**Short exercise**. From the records below, extract all the text exactly and leave the images behind.

****

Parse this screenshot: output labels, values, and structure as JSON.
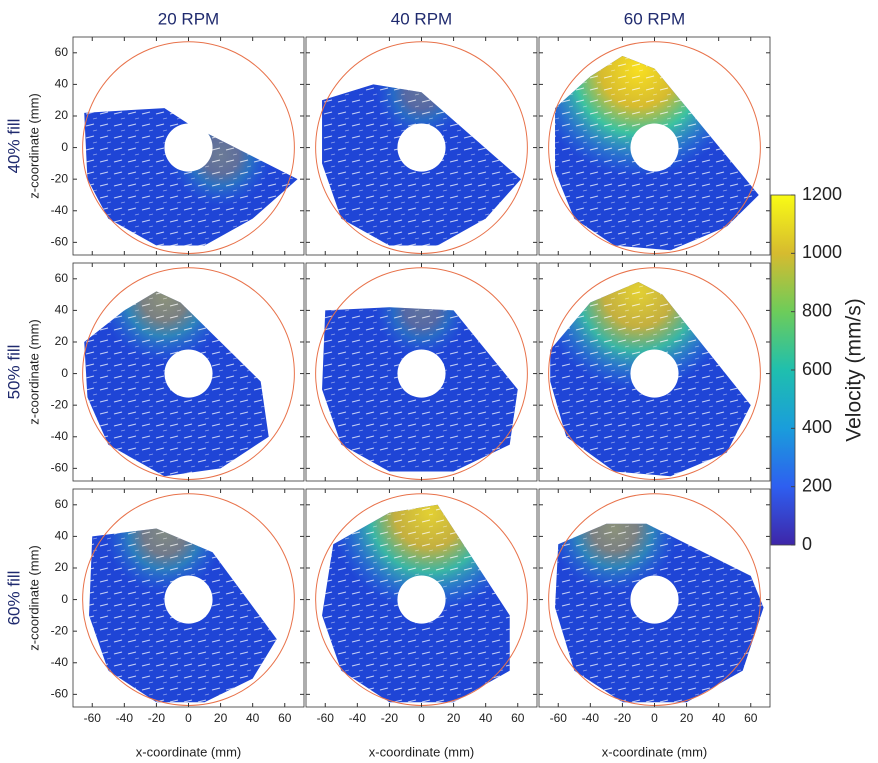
{
  "chart_data": {
    "type": "vector-field",
    "columns": [
      "20 RPM",
      "40 RPM",
      "60 RPM"
    ],
    "rows": [
      "40% fill",
      "50% fill",
      "60% fill"
    ],
    "xlabel": "x-coordinate (mm)",
    "ylabel": "z-coordinate (mm)",
    "xlim": [
      -72,
      72
    ],
    "ylim": [
      -68,
      70
    ],
    "xticks": [
      -60,
      -40,
      -20,
      0,
      20,
      40,
      60
    ],
    "yticks": [
      -60,
      -40,
      -20,
      0,
      20,
      40,
      60
    ],
    "colorbar": {
      "label": "Velocity (mm/s)",
      "lim": [
        0,
        1200
      ],
      "ticks": [
        0,
        200,
        400,
        600,
        800,
        1000,
        1200
      ],
      "colors": [
        "#3e26a8",
        "#2e5ff0",
        "#1a9ddb",
        "#1fbfae",
        "#6dcc5a",
        "#d6bb2f",
        "#f9fb15"
      ]
    }
  }
}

****

**Full response**.
Parse this screenshot: output labels, values, and structure as JSON.
{
  "chart_data": {
    "type": "vector-field",
    "columns": [
      "20 RPM",
      "40 RPM",
      "60 RPM"
    ],
    "rows": [
      "40% fill",
      "50% fill",
      "60% fill"
    ],
    "xlabel": "x-coordinate (mm)",
    "ylabel": "z-coordinate (mm)",
    "xlim": [
      -72,
      72
    ],
    "ylim": [
      -68,
      70
    ],
    "xticks": [
      -60,
      -40,
      -20,
      0,
      20,
      40,
      60
    ],
    "yticks": [
      -60,
      -40,
      -20,
      0,
      20,
      40,
      60
    ],
    "colorbar": {
      "label": "Velocity (mm/s)",
      "lim": [
        0,
        1200
      ],
      "ticks": [
        0,
        200,
        400,
        600,
        800,
        1000,
        1200
      ],
      "colors": [
        "#3e26a8",
        "#2e5ff0",
        "#1a9ddb",
        "#1fbfae",
        "#6dcc5a",
        "#d6bb2f",
        "#f9fb15"
      ]
    }
  }
}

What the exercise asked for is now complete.